Se Roberto Pontes enfatiza o aspecto formal, e Pedro Lyra lembra as inovações (estes dois colocando o poeta no ponto histórico contemporâneo), Pe. F. Sadoc de Araújo compara as palavras divina e humana para lembrar o misticismo de Horário Dídimo.

Todos tiveram uma lúcida visão crítica. Horácio Dídimo compõe também com misticismo e atualiza o epigrama, com linguagem e motivos contemporâneos, assim como foi (e é) um poeta importante no quadro atual da Literatura Cearense. - além de aguçado ensaísta.



O título da obra

Para iniciarmos, vamos entender o título do livro. A palavra, em minúscula, e a Palavra, em maiúscula, podem ter muitas significações.

A ligação com a palavra de Deus parece estar muito clara, até porque todas as epígrafes dos poemas foram tiradas dos livros que compõem a Bíblia, Coríntios, Eclesiástico, Efésios, Salmos etc., já dando um direcionamento para a releitura do poema através de uma leitura bíblica.

Quando se lê, porém, um poema como "o afinador de palavras" (p.139), pode-se construir outra linha de raciocínio. Aqui está o poema: (Texto I)

•••

O que se pede ▸ Retome o trecho sobre a poesia de Horácio Dídimo a partir da sua última frase e continue a escrevê-lo. Os registros não têm nenhum papel nesta tarefa.

•••

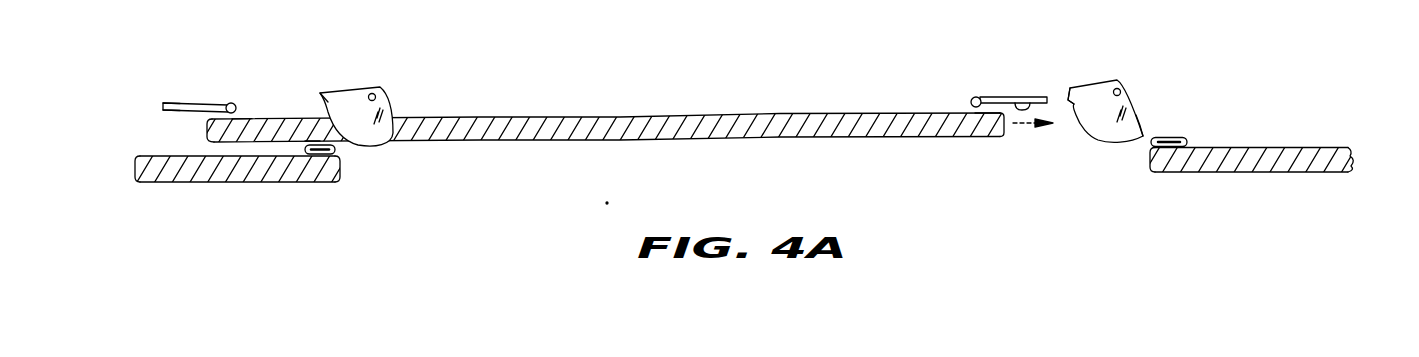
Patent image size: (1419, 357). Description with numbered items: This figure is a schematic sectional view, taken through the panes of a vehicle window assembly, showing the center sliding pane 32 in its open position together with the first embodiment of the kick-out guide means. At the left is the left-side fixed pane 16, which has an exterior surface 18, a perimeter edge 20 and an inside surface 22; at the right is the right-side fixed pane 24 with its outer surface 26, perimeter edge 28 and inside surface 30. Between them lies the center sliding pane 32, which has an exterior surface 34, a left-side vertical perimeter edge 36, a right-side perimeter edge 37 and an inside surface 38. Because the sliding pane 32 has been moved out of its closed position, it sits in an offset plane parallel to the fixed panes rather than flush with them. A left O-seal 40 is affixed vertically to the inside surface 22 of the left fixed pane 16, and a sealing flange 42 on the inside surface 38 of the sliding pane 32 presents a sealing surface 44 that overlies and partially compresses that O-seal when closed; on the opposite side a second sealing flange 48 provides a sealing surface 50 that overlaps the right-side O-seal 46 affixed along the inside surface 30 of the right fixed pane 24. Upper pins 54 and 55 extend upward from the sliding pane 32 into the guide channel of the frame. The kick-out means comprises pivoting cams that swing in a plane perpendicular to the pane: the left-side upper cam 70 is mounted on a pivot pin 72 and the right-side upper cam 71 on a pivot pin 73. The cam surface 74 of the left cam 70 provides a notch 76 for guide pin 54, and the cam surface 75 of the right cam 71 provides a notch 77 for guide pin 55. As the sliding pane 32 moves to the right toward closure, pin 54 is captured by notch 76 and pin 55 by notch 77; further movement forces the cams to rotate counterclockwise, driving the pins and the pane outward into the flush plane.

The left-side fixed pane 16 is at (135, 168).
The exterior surface 18 is at (192, 182).
The perimeter edge 20 is at (338, 181).
The inside surface 22 is at (147, 156).
The right-side fixed pane 24 is at (1353, 154).
The outer surface 26 is at (1242, 172).
The perimeter edge 28 is at (1150, 158).
The inside surface 30 is at (1263, 147).
The center sliding pane 32 is at (643, 122).
The exterior surface 34 is at (605, 141).
The left-side vertical perimeter edge 36 is at (207, 126).
The right-side perimeter edge 37 is at (1003, 133).
The inside surface 38 is at (513, 117).
The left O-seal 40 is at (313, 141).
The sealing flange 42 is at (240, 114).
The sealing surface 44 is at (163, 110).
The right-side O-seal 46 is at (1173, 138).
The sealing flange 48 is at (980, 97).
The sealing surface 50 is at (1018, 103).
The upper pin 54 is at (226, 104).
The upper pin 55 is at (973, 105).
The left-side upper cam 70 is at (390, 145).
The right-side upper cam 71 is at (1140, 106).
The pivot pin 72 is at (376, 97).
The pivot pin 73 is at (1117, 90).
The cam surface 74 is at (345, 150).
The cam surface 75 is at (1083, 132).
The notch 76 is at (325, 99).
The notch 77 is at (1066, 100).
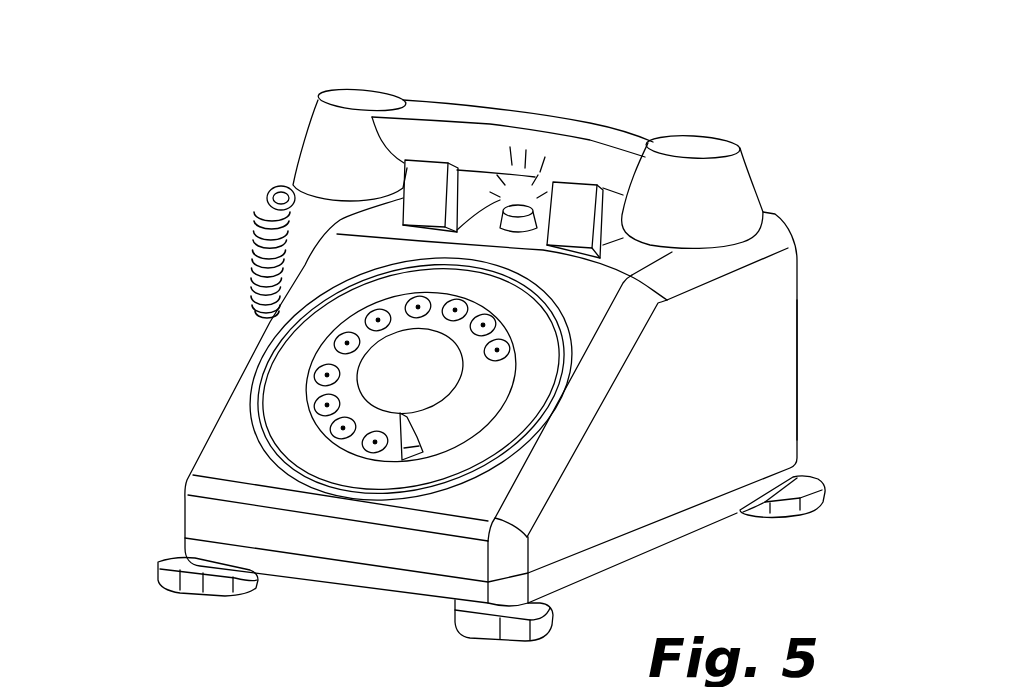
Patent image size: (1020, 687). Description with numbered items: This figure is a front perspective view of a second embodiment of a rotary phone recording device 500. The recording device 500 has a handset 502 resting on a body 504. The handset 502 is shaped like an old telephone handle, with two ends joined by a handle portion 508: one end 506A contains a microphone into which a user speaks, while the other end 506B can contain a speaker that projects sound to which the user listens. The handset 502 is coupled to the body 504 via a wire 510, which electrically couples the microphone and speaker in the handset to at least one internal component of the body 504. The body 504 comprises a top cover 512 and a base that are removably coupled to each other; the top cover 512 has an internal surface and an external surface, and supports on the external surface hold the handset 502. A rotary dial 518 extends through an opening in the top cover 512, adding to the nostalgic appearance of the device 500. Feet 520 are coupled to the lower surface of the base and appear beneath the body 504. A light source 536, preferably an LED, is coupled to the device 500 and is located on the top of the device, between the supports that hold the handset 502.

The recording device 500 is at (753, 68).
The handset 502 is at (437, 88).
The body 504 is at (177, 450).
The end 506A is at (323, 145).
The end 506B is at (720, 193).
The handle portion 508 is at (597, 132).
The wire 510 is at (250, 261).
The top cover 512 is at (735, 362).
The rotary dial 518 is at (473, 399).
The feet 520 is at (182, 585).
The light source 536 is at (523, 208).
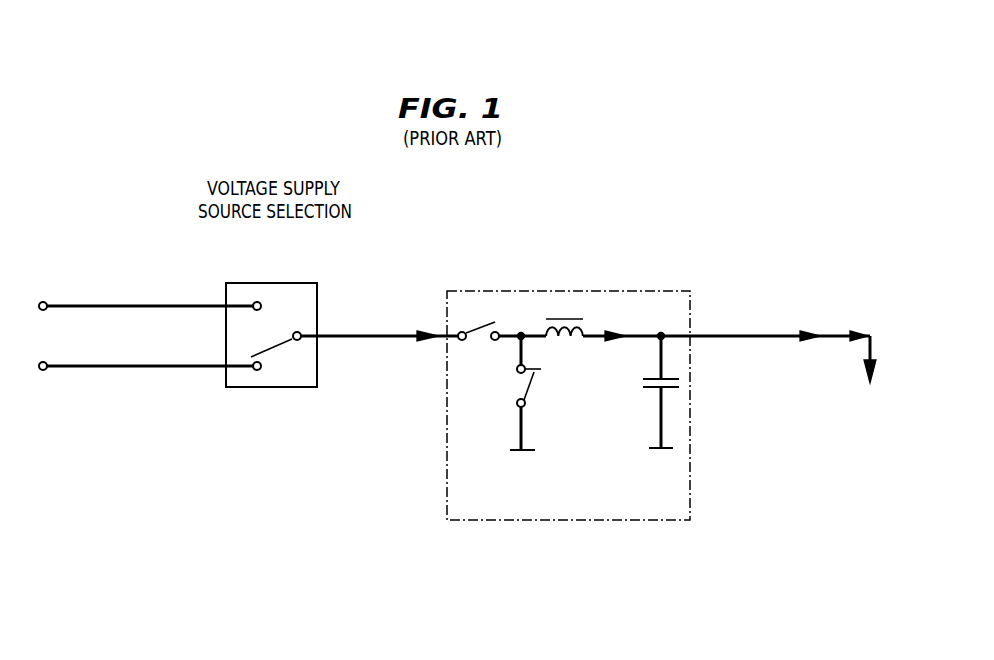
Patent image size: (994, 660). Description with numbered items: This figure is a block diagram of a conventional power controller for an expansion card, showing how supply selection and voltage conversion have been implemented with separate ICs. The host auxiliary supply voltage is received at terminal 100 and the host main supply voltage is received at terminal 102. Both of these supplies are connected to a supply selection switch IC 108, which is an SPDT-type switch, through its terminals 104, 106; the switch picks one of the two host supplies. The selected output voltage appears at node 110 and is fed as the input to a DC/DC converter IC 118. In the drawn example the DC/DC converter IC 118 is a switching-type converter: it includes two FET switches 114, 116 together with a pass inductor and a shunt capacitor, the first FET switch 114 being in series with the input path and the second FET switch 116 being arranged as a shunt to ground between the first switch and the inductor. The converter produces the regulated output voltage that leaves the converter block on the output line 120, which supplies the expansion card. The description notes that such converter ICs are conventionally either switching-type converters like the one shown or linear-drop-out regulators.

The auxiliary supply voltage terminal 100 is at (102, 306).
The main supply voltage terminal 102 is at (102, 366).
The switch terminal 104 is at (255, 302).
The switch terminal 106 is at (257, 371).
The supply selection switch IC 108 is at (318, 366).
The node 110 is at (372, 338).
The FET switch 114 is at (478, 320).
The FET switch 116 is at (508, 388).
The DC/DC converter IC 118 is at (496, 513).
The B3.3 output line 120 is at (731, 343).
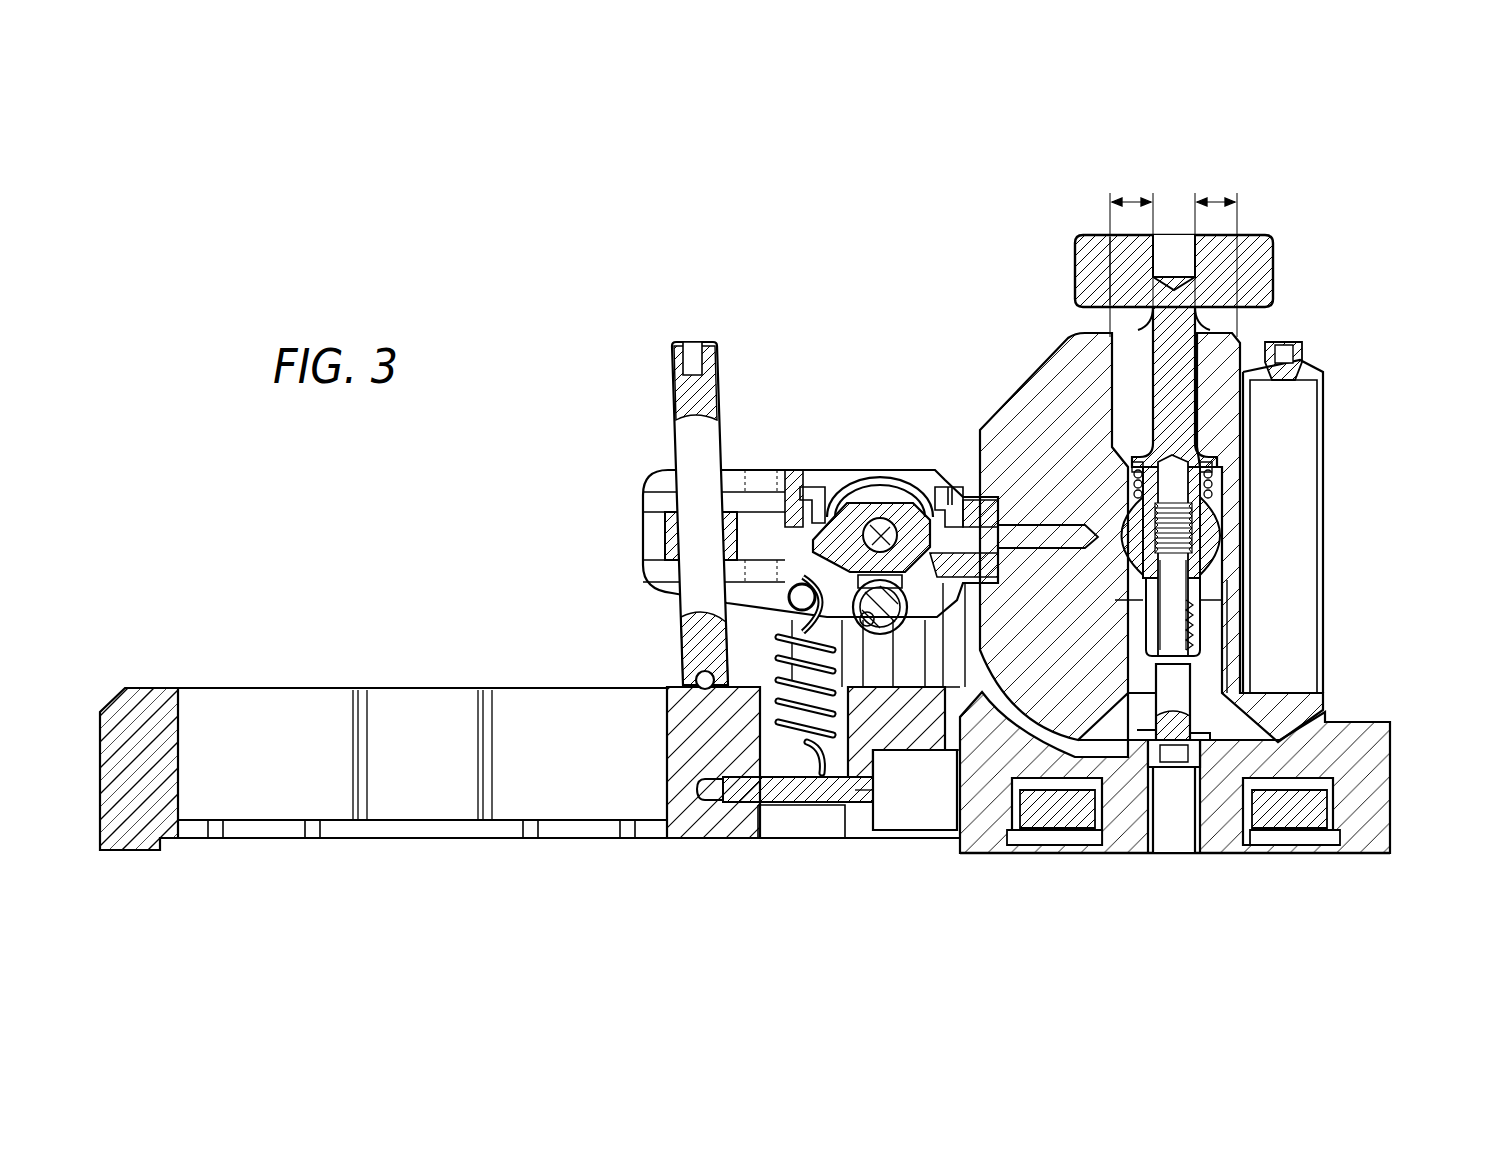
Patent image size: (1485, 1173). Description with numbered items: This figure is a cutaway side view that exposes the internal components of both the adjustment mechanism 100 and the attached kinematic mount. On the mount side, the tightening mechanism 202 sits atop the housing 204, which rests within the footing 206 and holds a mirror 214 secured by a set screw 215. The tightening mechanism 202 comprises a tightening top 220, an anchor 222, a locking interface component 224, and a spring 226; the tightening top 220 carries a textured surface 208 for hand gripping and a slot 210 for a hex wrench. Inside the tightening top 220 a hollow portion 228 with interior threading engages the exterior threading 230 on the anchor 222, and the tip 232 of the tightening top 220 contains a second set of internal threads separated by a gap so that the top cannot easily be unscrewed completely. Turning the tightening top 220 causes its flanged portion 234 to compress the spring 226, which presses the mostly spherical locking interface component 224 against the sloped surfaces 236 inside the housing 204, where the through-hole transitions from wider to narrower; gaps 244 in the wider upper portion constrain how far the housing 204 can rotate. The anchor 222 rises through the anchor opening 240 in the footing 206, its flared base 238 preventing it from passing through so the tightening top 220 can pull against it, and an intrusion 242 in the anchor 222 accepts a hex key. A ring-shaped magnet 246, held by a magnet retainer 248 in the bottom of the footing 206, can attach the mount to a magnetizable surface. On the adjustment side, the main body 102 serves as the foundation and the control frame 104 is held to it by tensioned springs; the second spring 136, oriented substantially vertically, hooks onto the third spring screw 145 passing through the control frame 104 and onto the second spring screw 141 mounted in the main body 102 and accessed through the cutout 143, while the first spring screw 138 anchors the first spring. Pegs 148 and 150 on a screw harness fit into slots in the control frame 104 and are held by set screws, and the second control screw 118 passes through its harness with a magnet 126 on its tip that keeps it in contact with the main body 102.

The adjustment mechanism 100 is at (328, 543).
The main body 102 is at (437, 705).
The control frame 104 is at (875, 478).
The second control screw 118 is at (672, 397).
The magnet 126 is at (700, 675).
The second spring 136 is at (787, 730).
The first spring screw 138 is at (880, 677).
The second spring screw 141 is at (815, 805).
The cutout 143 is at (925, 817).
The third spring screw 145 is at (800, 593).
The peg 148 is at (940, 537).
The peg 150 is at (827, 543).
The tightening mechanism 202 is at (1278, 230).
The housing 204 is at (1055, 332).
The footing 206 is at (1352, 855).
The textured surface 208 is at (1077, 268).
The slot 210 is at (1182, 245).
The mirror 214 is at (1315, 505).
The set screw 215 is at (1290, 345).
The tightening top 220 is at (1108, 233).
The anchor 222 is at (1175, 655).
The locking interface component 224 is at (1123, 520).
The spring 226 is at (1137, 483).
The hollow portion 228 is at (1185, 480).
The exterior threading 230 is at (1190, 535).
The tip 232 is at (1195, 625).
The flanged portion 234 is at (1195, 455).
The sloped surfaces 236 is at (1118, 568).
The flared base 238 is at (1190, 750).
The anchor opening 240 is at (1178, 830).
The intrusion 242 is at (1185, 765).
The gaps 244 is at (1215, 195).
The ring-shaped magnet 246 is at (1063, 830).
The magnet retainer 248 is at (1020, 835).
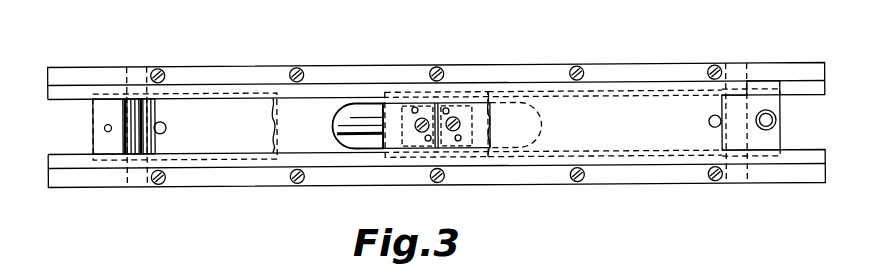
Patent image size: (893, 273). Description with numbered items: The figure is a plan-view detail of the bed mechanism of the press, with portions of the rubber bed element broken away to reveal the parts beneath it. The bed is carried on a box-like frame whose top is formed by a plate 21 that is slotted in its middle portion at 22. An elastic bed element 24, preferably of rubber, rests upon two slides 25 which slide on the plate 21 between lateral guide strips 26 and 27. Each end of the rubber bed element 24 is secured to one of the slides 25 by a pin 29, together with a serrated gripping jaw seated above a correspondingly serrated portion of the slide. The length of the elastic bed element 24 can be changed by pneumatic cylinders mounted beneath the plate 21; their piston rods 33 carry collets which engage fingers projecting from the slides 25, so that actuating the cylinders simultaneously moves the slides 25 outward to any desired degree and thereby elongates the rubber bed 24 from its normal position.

The plate 21 is at (297, 108).
The slot 22 is at (367, 103).
The elastic bed element 24 is at (553, 135).
The slide 25 is at (227, 135).
The lateral guide strip 26 is at (622, 72).
The lateral guide strip 27 is at (610, 178).
The pin 29 is at (166, 133).
The piston rod 33 is at (350, 117).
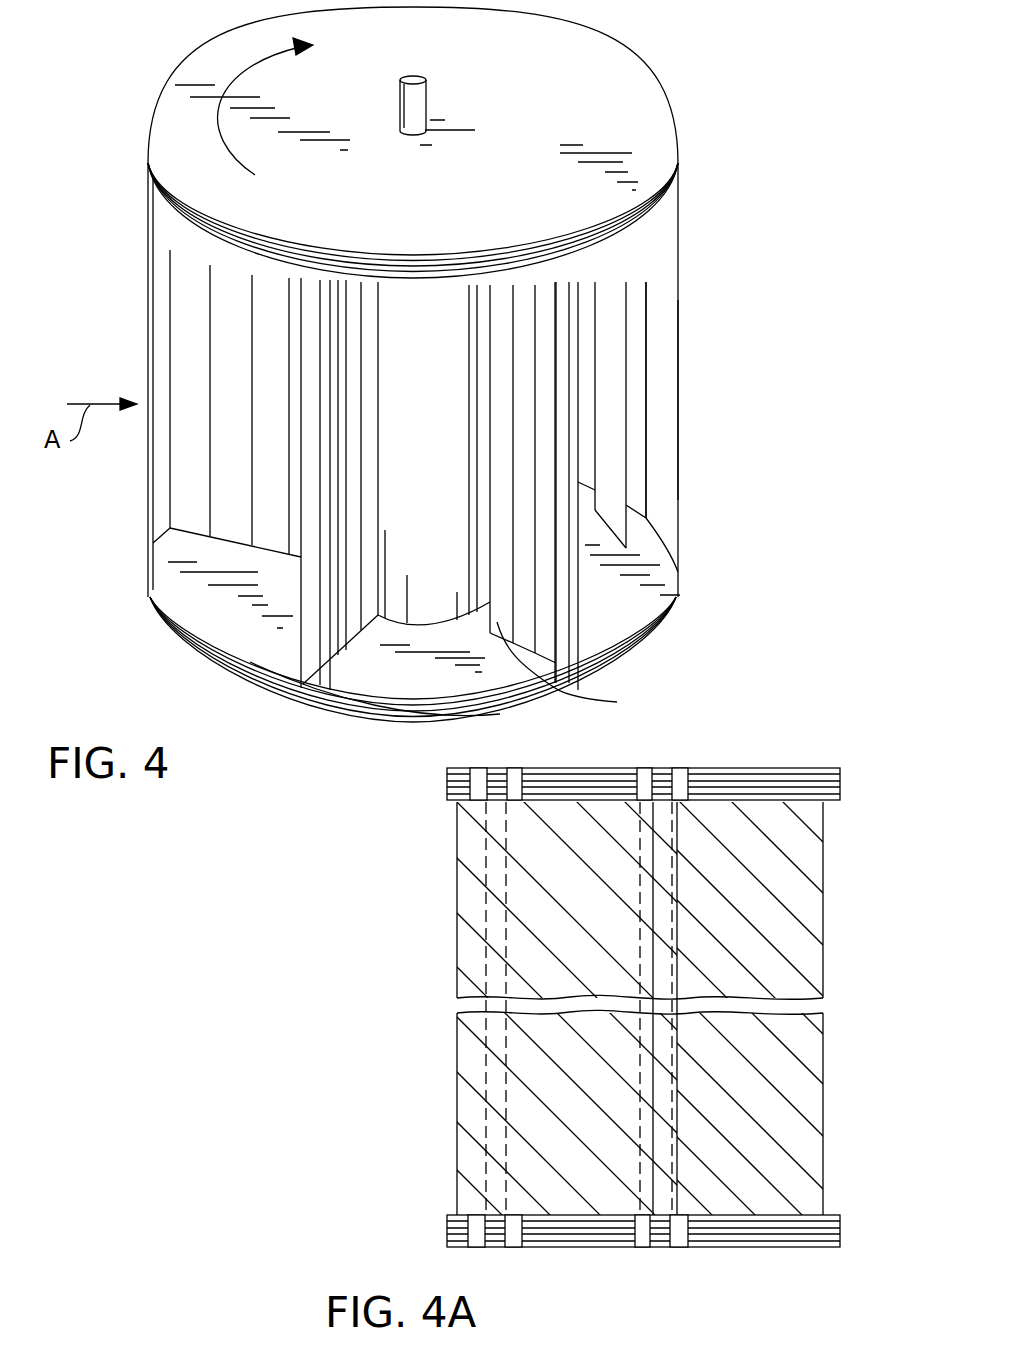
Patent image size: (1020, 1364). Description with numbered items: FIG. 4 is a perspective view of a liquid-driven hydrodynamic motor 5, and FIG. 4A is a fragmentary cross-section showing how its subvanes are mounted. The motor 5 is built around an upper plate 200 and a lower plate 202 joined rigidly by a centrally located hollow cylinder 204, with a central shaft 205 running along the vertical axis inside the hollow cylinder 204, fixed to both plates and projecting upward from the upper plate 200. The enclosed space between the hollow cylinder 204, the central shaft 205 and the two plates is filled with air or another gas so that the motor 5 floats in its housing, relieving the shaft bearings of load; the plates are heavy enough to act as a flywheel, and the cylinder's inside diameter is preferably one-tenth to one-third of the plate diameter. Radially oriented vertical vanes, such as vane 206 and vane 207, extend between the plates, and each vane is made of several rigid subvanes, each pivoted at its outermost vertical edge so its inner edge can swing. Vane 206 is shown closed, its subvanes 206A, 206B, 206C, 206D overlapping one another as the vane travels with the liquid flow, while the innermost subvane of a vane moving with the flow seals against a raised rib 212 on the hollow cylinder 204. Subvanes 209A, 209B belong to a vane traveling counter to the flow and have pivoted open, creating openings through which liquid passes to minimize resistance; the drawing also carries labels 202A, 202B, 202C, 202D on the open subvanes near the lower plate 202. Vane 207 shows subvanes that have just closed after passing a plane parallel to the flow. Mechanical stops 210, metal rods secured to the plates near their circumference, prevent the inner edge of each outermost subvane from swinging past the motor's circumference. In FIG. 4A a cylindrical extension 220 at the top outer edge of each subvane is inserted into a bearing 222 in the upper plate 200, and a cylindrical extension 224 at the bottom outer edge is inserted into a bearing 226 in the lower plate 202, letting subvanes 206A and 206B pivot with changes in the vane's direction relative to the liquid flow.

•••

Resposta escrita ▸
 


Leitura do poema

Polir palavras é uma típica metaforização da atitude do poeta. Poesia é recriação da linguagem, transformação da sintaxe e visão para os motivos de um mundo histórico. Dessa forma, podemos avaliar que polir "velhas palavras" pode significar, dentre outras leituras, um trabalho para a atualização da poesia e uma busca incansável pela palavra exata, precisa.

Na poética de Horácio Dídimo, a busca de tal palavra é essencial, porque tudo é síntese, brevidade e concisão, portanto, a palavra certa no lugar certo é primordial, para o poeta obter o efeito desejado e, com isso, levar o leitor a participar ativamente na construção do significado do texto, já que, em alguns casos, como este, o que não está escrito é, talvez, mais significativo. O brilhar "como o sol" só reafirma a tese da atualização e a crença na palavra poética como iluminadora das outras palavras.

Este poema, como todos os demais, não está dissociado da palavra bíblica, que lhe serve de epígrafe. O texto bíblico é o seguinte: (Texto II)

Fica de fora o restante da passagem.